EXERCISE AIM —
Transcribe the lines below verbatim, skipping the images.

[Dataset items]
● ● ● ● ●

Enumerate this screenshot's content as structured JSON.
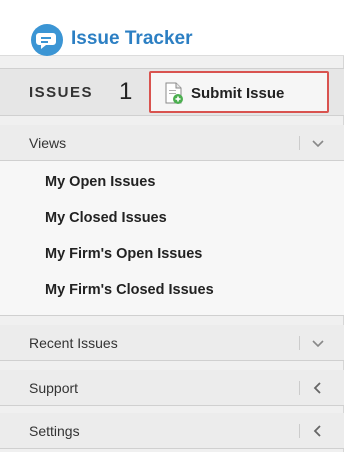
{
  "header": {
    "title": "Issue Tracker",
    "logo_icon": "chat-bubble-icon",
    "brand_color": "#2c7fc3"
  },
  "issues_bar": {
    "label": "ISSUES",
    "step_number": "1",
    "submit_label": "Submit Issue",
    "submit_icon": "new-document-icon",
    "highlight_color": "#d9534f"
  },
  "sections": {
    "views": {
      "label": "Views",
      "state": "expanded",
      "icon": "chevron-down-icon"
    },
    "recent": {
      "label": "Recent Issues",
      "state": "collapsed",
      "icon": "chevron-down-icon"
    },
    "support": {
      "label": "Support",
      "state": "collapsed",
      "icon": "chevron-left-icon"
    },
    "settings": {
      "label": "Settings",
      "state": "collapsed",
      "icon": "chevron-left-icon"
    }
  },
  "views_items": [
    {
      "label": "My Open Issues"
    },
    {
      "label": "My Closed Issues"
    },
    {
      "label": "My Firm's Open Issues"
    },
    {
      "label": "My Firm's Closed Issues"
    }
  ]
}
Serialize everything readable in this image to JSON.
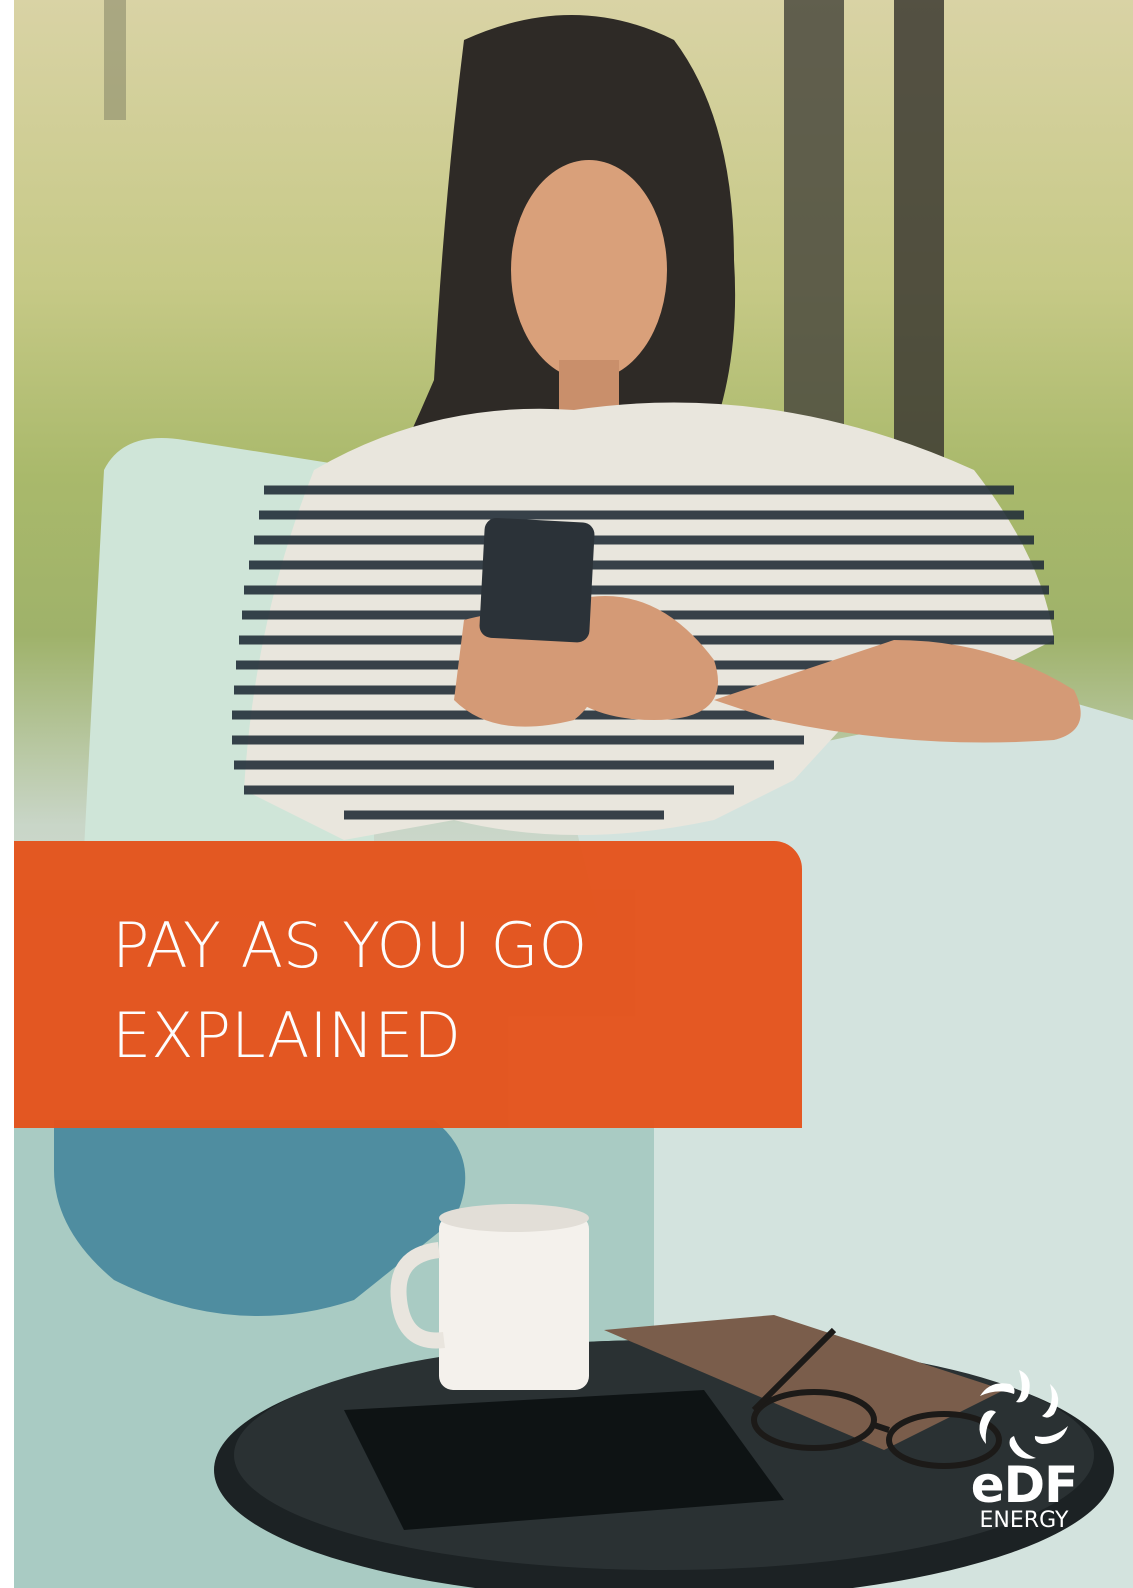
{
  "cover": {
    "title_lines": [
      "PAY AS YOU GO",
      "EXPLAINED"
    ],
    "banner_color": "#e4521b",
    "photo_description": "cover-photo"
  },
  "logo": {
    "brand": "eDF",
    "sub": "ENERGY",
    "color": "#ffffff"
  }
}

● ● ● ● ●

CORRECT OUTPUT —
Enumerate this screenshot's content as structured JSON.
{
  "header": {
    "title": "Issue Tracker",
    "logo_icon": "chat-bubble-icon",
    "brand_color": "#2c7fc3"
  },
  "issues_bar": {
    "label": "ISSUES",
    "step_number": "1",
    "submit_label": "Submit Issue",
    "submit_icon": "new-document-icon",
    "highlight_color": "#d9534f"
  },
  "sections": {
    "views": {
      "label": "Views",
      "state": "expanded",
      "icon": "chevron-down-icon"
    },
    "recent": {
      "label": "Recent Issues",
      "state": "collapsed",
      "icon": "chevron-down-icon"
    },
    "support": {
      "label": "Support",
      "state": "collapsed",
      "icon": "chevron-left-icon"
    },
    "settings": {
      "label": "Settings",
      "state": "collapsed",
      "icon": "chevron-left-icon"
    }
  },
  "views_items": [
    {
      "label": "My Open Issues"
    },
    {
      "label": "My Closed Issues"
    },
    {
      "label": "My Firm's Open Issues"
    },
    {
      "label": "My Firm's Closed Issues"
    }
  ]
}
Serialize everything readable in this image to JSON.
{
  "cover": {
    "title_lines": [
      "PAY AS YOU GO",
      "EXPLAINED"
    ],
    "banner_color": "#e4521b",
    "photo_description": "cover-photo"
  },
  "logo": {
    "brand": "eDF",
    "sub": "ENERGY",
    "color": "#ffffff"
  }
}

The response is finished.